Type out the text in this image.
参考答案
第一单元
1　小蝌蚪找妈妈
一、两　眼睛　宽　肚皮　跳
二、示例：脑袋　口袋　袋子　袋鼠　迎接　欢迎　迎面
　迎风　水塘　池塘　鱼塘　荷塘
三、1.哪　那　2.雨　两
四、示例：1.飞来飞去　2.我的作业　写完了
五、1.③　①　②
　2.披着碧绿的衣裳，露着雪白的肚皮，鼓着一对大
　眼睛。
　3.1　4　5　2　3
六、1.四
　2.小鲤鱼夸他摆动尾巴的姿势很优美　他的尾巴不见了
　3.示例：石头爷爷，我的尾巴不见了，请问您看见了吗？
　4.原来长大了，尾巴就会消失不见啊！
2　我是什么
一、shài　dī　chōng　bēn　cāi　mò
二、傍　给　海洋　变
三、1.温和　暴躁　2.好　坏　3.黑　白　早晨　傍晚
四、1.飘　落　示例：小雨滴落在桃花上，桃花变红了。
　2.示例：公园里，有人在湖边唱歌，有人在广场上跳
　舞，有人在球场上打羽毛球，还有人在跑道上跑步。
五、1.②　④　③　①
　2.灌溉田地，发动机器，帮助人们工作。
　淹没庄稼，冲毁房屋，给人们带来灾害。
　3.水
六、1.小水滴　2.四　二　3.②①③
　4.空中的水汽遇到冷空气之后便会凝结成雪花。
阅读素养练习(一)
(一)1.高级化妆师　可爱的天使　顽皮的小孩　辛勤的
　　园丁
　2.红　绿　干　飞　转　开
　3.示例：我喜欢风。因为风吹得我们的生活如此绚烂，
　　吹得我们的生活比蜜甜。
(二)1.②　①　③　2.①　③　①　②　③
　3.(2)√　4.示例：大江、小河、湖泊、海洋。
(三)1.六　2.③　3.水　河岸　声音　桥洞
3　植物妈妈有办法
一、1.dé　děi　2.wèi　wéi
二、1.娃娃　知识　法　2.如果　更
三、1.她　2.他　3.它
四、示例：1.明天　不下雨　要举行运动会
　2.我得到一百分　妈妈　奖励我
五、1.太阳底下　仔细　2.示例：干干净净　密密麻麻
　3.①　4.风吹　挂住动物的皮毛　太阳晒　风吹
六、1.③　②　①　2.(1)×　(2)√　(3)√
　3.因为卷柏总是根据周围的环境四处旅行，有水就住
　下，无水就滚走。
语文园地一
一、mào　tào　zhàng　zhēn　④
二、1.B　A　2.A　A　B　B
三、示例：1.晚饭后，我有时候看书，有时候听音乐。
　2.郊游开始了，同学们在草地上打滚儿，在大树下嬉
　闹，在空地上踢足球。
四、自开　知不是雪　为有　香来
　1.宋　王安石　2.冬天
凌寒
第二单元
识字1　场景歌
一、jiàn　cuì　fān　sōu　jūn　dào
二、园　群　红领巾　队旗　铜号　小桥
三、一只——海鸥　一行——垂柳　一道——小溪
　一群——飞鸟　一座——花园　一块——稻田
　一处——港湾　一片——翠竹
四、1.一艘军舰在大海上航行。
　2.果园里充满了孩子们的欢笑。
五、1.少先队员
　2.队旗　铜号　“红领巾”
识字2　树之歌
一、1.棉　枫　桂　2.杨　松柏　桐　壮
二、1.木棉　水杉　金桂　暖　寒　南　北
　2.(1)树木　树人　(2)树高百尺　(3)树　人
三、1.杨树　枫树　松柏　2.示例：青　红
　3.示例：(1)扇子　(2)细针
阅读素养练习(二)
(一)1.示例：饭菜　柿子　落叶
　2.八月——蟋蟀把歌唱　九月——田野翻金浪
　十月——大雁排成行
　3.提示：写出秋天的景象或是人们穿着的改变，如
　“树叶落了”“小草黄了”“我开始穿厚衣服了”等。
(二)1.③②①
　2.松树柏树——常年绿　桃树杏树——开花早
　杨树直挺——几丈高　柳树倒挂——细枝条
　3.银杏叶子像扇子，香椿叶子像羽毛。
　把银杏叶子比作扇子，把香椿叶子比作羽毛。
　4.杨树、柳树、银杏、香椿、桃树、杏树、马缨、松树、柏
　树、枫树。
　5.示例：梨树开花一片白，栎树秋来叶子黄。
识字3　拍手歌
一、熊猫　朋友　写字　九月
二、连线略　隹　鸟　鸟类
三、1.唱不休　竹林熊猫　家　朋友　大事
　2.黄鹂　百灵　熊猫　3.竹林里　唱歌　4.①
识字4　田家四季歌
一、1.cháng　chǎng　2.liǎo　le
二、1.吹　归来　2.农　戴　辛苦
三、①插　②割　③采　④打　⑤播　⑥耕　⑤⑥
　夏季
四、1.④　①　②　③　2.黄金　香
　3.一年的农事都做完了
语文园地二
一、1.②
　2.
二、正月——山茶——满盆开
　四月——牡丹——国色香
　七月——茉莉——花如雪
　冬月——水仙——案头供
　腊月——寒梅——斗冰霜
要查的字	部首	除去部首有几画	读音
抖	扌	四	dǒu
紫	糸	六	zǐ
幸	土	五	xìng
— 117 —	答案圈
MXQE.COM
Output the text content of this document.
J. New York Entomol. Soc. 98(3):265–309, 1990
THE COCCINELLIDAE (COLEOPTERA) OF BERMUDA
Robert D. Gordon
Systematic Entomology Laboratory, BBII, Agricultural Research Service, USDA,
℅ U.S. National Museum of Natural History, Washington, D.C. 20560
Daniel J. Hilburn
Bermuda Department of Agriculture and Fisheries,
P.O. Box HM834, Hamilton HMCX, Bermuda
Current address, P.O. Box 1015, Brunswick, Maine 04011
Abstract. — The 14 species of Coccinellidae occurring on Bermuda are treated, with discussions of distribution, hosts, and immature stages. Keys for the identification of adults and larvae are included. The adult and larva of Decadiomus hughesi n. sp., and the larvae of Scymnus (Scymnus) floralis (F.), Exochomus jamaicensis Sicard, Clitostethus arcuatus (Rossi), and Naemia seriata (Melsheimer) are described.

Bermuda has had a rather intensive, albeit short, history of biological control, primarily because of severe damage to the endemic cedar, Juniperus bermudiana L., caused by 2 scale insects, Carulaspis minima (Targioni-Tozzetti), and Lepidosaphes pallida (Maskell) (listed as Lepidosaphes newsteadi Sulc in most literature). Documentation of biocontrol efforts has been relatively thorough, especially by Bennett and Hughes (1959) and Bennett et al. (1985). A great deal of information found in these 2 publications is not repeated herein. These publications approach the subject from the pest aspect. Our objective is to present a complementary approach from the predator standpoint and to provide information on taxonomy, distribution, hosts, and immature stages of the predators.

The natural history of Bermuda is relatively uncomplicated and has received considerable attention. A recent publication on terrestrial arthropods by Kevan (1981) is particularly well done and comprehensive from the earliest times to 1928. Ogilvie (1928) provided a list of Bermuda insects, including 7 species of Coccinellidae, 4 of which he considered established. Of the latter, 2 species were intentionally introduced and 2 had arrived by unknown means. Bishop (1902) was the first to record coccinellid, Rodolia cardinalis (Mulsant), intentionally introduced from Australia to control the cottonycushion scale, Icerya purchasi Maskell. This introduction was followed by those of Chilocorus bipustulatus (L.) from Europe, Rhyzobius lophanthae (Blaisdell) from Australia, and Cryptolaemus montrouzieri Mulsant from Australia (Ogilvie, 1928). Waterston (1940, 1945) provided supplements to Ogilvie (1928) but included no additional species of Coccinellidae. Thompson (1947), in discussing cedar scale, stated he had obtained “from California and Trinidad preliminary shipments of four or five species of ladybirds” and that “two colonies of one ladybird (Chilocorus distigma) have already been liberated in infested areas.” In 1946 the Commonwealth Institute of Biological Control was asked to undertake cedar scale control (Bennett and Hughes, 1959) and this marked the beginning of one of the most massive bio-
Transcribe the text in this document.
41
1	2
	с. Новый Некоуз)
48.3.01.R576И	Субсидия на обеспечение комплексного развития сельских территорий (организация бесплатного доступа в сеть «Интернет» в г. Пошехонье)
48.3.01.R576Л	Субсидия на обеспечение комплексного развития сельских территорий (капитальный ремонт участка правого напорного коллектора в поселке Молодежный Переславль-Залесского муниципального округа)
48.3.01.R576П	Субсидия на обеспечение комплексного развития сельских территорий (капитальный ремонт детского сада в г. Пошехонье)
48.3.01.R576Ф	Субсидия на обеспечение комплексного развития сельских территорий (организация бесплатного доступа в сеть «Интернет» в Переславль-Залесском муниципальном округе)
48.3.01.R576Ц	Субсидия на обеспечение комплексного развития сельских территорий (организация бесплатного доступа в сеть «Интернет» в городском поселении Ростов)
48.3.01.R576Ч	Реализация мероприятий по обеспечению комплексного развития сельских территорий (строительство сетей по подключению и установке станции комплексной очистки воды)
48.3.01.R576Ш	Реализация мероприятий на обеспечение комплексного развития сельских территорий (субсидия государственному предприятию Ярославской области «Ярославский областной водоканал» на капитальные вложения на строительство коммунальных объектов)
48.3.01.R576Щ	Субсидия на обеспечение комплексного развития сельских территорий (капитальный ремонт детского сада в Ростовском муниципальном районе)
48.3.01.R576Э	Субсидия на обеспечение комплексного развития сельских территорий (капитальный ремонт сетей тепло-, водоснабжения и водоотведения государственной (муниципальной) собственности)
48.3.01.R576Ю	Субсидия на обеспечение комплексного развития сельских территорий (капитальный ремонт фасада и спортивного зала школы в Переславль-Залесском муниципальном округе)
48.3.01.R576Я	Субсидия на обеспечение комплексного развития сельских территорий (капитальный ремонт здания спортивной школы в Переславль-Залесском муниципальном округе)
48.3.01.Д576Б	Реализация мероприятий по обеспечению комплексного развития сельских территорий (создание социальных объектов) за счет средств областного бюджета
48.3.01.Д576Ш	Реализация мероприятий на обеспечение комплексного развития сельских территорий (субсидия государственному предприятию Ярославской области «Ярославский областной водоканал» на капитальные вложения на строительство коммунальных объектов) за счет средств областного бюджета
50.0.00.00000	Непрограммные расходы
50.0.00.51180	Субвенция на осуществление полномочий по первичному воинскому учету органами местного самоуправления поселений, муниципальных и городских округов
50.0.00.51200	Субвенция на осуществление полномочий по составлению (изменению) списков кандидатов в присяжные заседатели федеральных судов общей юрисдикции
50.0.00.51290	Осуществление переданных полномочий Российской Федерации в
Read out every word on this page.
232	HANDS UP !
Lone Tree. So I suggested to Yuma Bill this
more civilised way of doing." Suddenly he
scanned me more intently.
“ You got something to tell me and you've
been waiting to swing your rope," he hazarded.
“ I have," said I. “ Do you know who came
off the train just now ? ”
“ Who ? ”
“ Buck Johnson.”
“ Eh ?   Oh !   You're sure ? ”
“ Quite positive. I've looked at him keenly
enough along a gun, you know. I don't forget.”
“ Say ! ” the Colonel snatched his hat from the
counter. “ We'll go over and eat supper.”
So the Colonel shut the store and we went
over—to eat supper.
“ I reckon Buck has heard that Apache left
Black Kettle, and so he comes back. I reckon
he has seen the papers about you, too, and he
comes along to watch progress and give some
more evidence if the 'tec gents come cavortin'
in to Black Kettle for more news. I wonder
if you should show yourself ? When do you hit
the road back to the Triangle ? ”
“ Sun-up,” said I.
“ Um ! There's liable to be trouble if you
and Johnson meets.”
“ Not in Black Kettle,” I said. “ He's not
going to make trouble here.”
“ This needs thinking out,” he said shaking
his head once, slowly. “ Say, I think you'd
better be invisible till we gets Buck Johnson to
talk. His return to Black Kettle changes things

■ Task prompt
Report how many lines of the preceding records include "Colonel". Output the number only.

■ Result below
2